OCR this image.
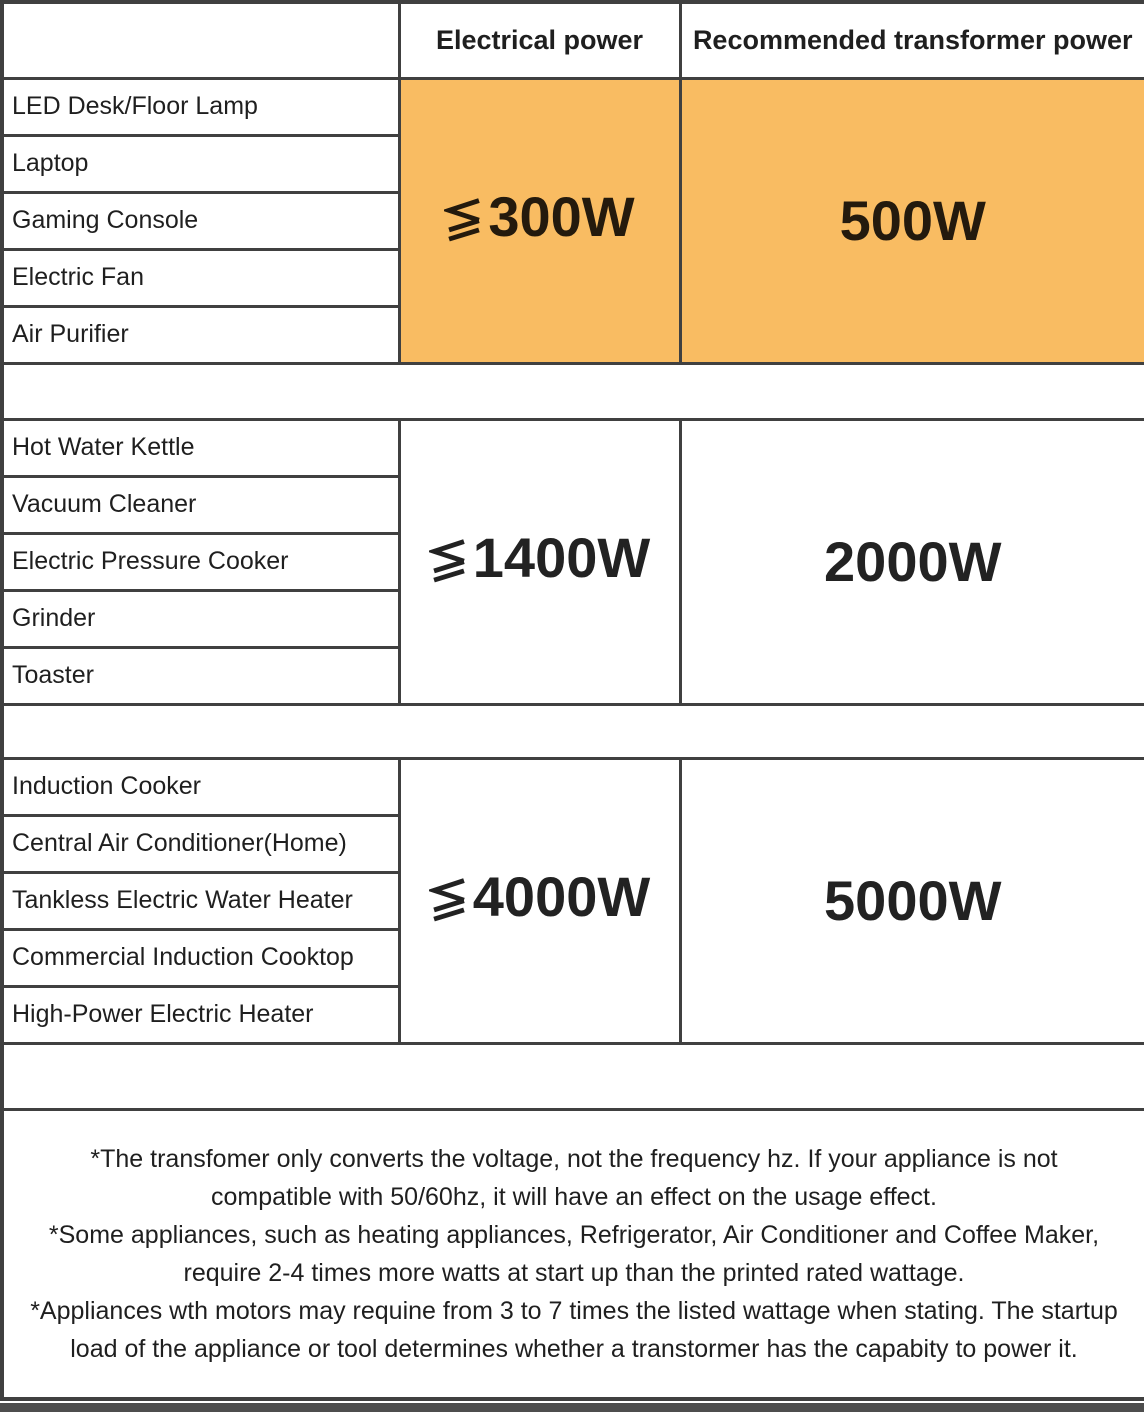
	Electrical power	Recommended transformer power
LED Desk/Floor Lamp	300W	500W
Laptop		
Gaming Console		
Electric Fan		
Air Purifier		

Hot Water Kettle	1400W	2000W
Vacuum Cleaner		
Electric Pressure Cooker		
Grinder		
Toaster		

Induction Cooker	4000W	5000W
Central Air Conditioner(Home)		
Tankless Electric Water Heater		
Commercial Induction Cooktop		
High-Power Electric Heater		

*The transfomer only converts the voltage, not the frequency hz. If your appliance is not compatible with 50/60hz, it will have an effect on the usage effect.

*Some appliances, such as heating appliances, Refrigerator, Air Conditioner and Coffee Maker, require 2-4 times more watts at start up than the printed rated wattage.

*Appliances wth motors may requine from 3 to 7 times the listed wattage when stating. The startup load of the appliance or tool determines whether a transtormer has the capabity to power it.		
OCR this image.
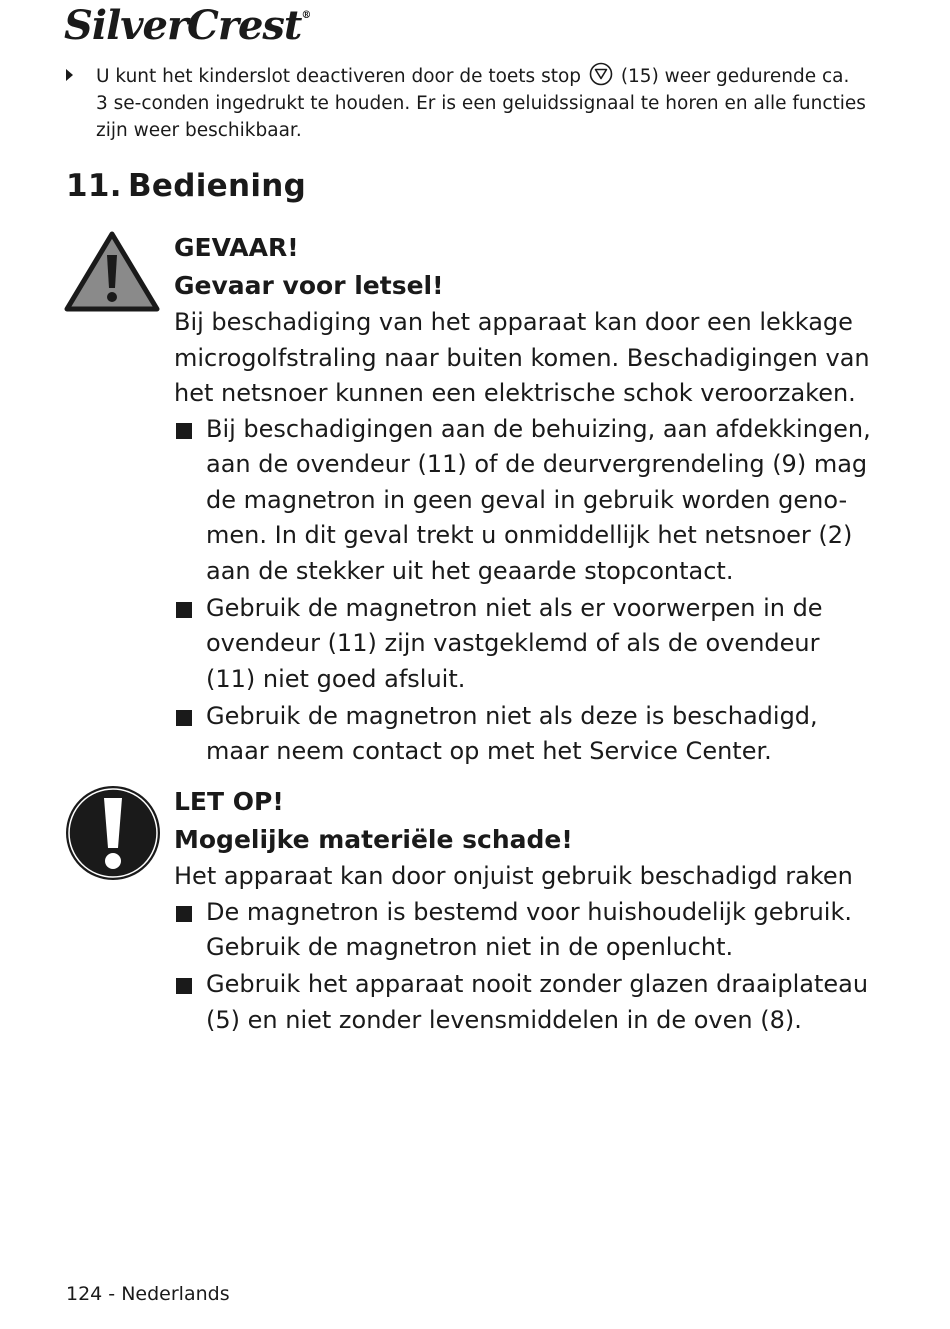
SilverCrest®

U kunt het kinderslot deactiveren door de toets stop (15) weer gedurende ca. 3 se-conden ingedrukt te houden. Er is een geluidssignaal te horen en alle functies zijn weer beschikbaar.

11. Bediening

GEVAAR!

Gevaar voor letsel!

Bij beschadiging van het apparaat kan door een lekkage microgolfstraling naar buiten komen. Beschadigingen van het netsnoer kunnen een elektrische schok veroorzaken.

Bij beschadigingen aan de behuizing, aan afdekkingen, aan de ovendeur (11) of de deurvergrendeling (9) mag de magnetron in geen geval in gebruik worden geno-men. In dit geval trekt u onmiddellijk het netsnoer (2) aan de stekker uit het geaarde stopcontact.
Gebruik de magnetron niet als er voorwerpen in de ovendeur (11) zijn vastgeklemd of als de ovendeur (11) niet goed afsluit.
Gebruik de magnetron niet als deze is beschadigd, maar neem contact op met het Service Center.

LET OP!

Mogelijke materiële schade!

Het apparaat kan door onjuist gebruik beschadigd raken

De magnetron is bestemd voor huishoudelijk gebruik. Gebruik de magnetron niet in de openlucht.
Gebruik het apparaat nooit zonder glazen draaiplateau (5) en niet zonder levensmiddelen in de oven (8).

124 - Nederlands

_ _ _

WHAT IS BEING ASKED: Quote the material word for word, dropping any images it holds.

SOLVED PROBLEM:
OCR this image.
	Electrical power	Recommended transformer power
LED Desk/Floor Lamp	300W	500W
Laptop		
Gaming Console		
Electric Fan		
Air Purifier		

Hot Water Kettle	1400W	2000W
Vacuum Cleaner		
Electric Pressure Cooker		
Grinder		
Toaster		

Induction Cooker	4000W	5000W
Central Air Conditioner(Home)		
Tankless Electric Water Heater		
Commercial Induction Cooktop		
High-Power Electric Heater		

*The transfomer only converts the voltage, not the frequency hz. If your appliance is not compatible with 50/60hz, it will have an effect on the usage effect.

*Some appliances, such as heating appliances, Refrigerator, Air Conditioner and Coffee Maker, require 2-4 times more watts at start up than the printed rated wattage.

*Appliances wth motors may requine from 3 to 7 times the listed wattage when stating. The startup load of the appliance or tool determines whether a transtormer has the capabity to power it.		
OCR this image.
SilverCrest®

U kunt het kinderslot deactiveren door de toets stop (15) weer gedurende ca. 3 se-conden ingedrukt te houden. Er is een geluidssignaal te horen en alle functies zijn weer beschikbaar.

11. Bediening

GEVAAR!

Gevaar voor letsel!

Bij beschadiging van het apparaat kan door een lekkage microgolfstraling naar buiten komen. Beschadigingen van het netsnoer kunnen een elektrische schok veroorzaken.

Bij beschadigingen aan de behuizing, aan afdekkingen, aan de ovendeur (11) of de deurvergrendeling (9) mag de magnetron in geen geval in gebruik worden geno-men. In dit geval trekt u onmiddellijk het netsnoer (2) aan de stekker uit het geaarde stopcontact.
Gebruik de magnetron niet als er voorwerpen in de ovendeur (11) zijn vastgeklemd of als de ovendeur (11) niet goed afsluit.
Gebruik de magnetron niet als deze is beschadigd, maar neem contact op met het Service Center.

LET OP!

Mogelijke materiële schade!

Het apparaat kan door onjuist gebruik beschadigd raken

De magnetron is bestemd voor huishoudelijk gebruik. Gebruik de magnetron niet in de openlucht.
Gebruik het apparaat nooit zonder glazen draaiplateau (5) en niet zonder levensmiddelen in de oven (8).

124 - Nederlands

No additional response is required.